======== Excerpt provided ========

What is Consumer Group

🟢 Junior Level

What is a Consumer Group?

Consumer Group is a group of consumers that jointly read data from a topic. Each consumer in the group processes its own subset of partitions.

Why: the mechanism that allows multiple consumers to SHARE partitions among themselves so that each message is processed by exactly one consumer in the group. Without a group, each consumer would read all messages (duplication).

Analogy

Think of a courier team:

Topic is a warehouse with orders (partitions = different shelves)
Consumer Group is one courier team
Each courier (consumer) picks orders from their own shelves
Two couriers don’t pick orders from the same shelf (avoid duplication)

If a courier leaves (crashes), their shelves are automatically redistributed among the remaining ones — this is called rebalancing.

Consumer Group "order-processors":
  Consumer 1 → reads Partition 0
  Consumer 2 → reads Partition 1
  Consumer 3 → reads Partition 2

Basic rules

Each partition is processed by only one consumer in the group
One consumer can read multiple partitions
If there are more consumers than partitions — the extra ones are idle

Why are Consumer Groups needed?

Scalability — more consumers = more parallelism
Fault tolerance — if one consumer crashes, others pick up its partitions
Isolation — different groups read the same topic independently

Simple example

// Consumer 1
props.put("group.id", "order-processors");
consumer.subscribe(List.of("orders"));

// Consumer 2 (in the same group)
props.put("group.id", "order-processors");
consumer.subscribe(List.of("orders"));

// Both consumers will read different partitions

🟡 Middle Level

When NOT to use Consumer Group

You need every message read by ALL consumers — run different group.id
You need a broadcast pattern (each consumer reads everything) — different group.id

Partition balancing

3 partitions, 2 consumers:
  C1 → P0, P1
  C2 → P2

3 partitions, 3 consumers:
  C1 → P0
  C2 → P1
  C3 → P2  ← ideal balance

3 partitions, 5 consumers:
  C1 → P0
  C2 → P1
  C3 → P2
  C4 → idle
  C5 → idle

Partition Assignment Strategies

Strategy	How it works	Pros	Cons
Range	Divides partitions by range	Simple	Uneven with odd numbers
RoundRobin	Alternates partitions	More even	Moves many on rebalance
Sticky	Minimizes movement	Stability	More complex implementation
CooperativeSticky	Step-by-step movement	Minimal downtime	Kafka 2.3+

Range Assignor

Partitions 0,1,2,3,4 → 2 consumers:
  C1: 0, 1, 2  (3 partitions)
  C2: 3, 4     (2 partitions)
  → Uneven!

RoundRobin Assignor

Partitions 0,1,2,3,4 → 2 consumers:
  C1: 0, 2, 4  (3 partitions)
  C2: 1, 3     (2 partitions)
  → Better, but still not ideal

Rebalancing

Occurs when:

Consumer added/removed
Partitions added to topic
Topic subscription changed
Consumer session timeout

consumer.subscribe(List.of("orders"), new ConsumerRebalanceListener() {
    public void onPartitionsRevoked(Collection<TopicPartition> partitions) {
        consumer.commitSync();  // Commit offsets before rebalance
    }
    public void onPartitionsAssigned(Collection<TopicPartition> partitions) {
        // Initialize new partitions
    }
});

Multiple Consumer Groups

One topic "orders" read by two groups:

Group "order-processing":
  C1 → P0, P1
  C2 → P2, P3

Group "analytics":
  C3 → P0, P1, P2, P3  // reads all data independently

Each group gets a full copy of the data!

======== Supplied information ========

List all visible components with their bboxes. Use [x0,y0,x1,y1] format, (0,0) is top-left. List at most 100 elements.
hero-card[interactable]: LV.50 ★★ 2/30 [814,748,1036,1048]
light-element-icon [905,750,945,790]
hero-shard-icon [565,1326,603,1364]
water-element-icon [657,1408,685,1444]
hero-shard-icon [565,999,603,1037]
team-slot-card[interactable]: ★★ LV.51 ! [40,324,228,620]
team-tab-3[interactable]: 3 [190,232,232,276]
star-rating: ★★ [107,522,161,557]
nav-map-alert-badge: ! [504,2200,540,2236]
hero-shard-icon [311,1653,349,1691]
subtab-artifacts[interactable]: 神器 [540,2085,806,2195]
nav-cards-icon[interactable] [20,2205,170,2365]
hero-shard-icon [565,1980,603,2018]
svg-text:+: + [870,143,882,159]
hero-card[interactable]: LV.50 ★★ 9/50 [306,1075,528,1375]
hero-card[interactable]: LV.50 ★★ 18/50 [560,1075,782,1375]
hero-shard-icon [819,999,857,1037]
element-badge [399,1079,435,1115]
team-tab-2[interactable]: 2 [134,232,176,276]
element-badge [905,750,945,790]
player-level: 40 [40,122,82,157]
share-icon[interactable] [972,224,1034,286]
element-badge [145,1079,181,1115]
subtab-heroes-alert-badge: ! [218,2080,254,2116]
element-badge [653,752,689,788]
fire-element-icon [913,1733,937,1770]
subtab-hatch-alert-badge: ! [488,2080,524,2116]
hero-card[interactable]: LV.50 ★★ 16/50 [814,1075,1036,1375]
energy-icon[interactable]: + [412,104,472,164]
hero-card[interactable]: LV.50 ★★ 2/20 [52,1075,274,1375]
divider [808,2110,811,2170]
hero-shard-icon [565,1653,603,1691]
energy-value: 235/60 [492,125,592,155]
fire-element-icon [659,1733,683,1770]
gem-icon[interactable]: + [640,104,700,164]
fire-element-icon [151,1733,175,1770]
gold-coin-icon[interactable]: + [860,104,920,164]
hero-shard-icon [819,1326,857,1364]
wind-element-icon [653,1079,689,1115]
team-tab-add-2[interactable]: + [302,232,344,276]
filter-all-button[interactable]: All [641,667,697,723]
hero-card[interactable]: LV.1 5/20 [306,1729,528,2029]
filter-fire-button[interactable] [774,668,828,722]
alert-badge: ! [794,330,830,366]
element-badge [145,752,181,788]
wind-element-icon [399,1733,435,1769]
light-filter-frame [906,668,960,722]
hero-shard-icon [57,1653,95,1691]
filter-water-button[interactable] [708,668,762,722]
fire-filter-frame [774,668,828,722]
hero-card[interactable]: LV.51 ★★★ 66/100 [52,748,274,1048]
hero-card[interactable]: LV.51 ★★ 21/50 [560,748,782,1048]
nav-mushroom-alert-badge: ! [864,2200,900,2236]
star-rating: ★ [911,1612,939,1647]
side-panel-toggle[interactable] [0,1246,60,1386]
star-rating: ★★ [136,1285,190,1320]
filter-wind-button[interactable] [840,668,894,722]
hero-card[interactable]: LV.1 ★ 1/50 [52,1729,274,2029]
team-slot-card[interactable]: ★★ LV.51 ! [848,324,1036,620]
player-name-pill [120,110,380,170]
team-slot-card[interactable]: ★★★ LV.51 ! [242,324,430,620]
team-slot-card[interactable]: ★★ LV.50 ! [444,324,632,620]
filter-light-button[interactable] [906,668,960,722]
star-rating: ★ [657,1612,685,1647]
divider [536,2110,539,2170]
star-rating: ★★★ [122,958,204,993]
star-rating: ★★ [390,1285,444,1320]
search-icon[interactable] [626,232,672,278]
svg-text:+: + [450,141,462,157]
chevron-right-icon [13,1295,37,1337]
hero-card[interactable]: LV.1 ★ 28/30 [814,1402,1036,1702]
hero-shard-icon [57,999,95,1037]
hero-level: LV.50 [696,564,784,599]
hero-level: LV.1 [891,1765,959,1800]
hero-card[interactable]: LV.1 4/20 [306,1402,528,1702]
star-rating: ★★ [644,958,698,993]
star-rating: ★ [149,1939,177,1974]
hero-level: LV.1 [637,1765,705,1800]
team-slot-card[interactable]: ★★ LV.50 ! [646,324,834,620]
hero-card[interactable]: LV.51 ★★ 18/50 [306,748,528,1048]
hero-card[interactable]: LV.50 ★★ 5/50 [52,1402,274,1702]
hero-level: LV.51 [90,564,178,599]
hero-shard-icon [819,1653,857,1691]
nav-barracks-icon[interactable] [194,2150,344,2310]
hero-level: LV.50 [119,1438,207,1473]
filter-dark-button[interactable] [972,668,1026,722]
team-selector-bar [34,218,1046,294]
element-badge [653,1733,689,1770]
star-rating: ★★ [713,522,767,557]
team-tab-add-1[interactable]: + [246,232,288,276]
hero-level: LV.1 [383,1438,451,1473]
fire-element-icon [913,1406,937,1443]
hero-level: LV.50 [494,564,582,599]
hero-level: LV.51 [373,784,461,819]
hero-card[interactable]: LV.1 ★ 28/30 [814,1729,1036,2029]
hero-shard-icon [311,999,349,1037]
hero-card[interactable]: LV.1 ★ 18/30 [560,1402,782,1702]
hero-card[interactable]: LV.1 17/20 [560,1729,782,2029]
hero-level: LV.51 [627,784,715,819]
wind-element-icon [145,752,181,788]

========

## Task instructions
• A. According to the consumer group explainer, why is a consumer group used instead of having consumers read a topic on their own? Answer in one to three sentences.
• B. In the consumer group explainer, rewrite the stretch from "What is a Consumer" through "shelf (avoid duplication)", changing "shelves" to "racks".
The listing is separate material and stands apart from the consumer group explainer.

## Expected answers
• A. A consumer group lets several consumers share a topic's partitions among themselves, so each message is processed by exactly one consumer in the group. Without a group, each consumer would read all messages, which results in duplication.

• B.
What is a Consumer Group?

Consumer Group is a group of consumers that jointly read data from a topic. Each consumer in the group processes its own subset of partitions.

Why: the mechanism that allows multiple consumers to SHARE partitions among themselves so that each message is processed by exactly one consumer in the group. Without a group, each consumer would read all messages (duplication).

Analogy

Think of a courier team:

Topic is a warehouse with orders (partitions = different racks)
Consumer Group is one courier team
Each courier (consumer) picks orders from their own racks
Two couriers don’t pick orders from the same shelf (avoid duplication)